**WHAT IS EXPECTED:**
Give only the number of lines in the records that contain the string "microphone", where case counts.
***** RECORD LIST
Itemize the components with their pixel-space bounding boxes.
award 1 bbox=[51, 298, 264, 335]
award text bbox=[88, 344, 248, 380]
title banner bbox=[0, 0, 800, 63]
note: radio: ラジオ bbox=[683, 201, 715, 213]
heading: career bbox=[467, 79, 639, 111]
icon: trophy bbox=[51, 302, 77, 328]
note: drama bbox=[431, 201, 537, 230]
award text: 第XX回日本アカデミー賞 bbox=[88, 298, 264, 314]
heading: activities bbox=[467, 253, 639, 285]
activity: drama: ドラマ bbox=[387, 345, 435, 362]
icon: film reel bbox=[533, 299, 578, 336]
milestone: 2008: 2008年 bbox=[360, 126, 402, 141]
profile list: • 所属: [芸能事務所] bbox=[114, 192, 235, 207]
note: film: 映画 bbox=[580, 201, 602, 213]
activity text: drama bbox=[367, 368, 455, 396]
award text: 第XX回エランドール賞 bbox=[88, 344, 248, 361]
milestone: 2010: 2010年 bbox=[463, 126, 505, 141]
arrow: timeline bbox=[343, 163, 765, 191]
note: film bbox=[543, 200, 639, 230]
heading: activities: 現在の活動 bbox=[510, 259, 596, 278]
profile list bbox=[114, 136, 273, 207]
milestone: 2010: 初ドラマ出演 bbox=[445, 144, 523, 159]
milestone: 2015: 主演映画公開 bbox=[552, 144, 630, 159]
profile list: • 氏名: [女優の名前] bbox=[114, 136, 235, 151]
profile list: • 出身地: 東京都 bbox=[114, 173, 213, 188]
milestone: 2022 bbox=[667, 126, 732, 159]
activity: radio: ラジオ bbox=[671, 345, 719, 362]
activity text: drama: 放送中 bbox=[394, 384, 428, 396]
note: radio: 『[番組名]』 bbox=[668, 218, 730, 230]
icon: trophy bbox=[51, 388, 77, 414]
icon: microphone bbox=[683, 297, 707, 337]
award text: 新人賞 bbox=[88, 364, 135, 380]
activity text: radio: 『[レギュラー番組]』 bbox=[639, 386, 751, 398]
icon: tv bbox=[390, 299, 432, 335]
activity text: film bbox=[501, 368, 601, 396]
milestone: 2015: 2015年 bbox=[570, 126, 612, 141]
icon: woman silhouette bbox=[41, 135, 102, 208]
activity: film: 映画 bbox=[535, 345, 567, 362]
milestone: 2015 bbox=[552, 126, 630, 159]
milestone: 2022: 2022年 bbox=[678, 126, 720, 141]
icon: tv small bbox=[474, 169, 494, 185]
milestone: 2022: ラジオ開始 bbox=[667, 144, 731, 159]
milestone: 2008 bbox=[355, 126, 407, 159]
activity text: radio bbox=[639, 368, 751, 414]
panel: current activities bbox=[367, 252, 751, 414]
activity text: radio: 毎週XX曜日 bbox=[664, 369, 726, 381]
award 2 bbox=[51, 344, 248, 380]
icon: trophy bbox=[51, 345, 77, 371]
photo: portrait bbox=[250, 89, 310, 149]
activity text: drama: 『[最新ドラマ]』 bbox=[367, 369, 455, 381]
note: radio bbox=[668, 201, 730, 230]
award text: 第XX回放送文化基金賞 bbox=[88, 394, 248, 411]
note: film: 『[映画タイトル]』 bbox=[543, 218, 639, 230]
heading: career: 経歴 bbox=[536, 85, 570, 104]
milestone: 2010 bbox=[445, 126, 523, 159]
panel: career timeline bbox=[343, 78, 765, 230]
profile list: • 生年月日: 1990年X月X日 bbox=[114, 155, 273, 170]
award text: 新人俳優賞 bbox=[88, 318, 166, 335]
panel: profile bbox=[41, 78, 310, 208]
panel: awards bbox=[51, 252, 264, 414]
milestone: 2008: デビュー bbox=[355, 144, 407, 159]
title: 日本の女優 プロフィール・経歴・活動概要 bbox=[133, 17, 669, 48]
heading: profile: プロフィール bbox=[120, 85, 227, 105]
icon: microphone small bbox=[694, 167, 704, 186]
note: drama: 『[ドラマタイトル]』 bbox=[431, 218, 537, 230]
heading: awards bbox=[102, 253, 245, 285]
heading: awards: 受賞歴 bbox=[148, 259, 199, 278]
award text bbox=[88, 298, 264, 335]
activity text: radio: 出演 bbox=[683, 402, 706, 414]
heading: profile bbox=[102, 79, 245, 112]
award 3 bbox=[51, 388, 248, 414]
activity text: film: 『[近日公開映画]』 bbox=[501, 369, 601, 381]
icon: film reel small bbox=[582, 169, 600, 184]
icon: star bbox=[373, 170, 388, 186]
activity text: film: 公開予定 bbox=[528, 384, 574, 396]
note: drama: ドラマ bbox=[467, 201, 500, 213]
**********
**TASK RESPONSE:**
2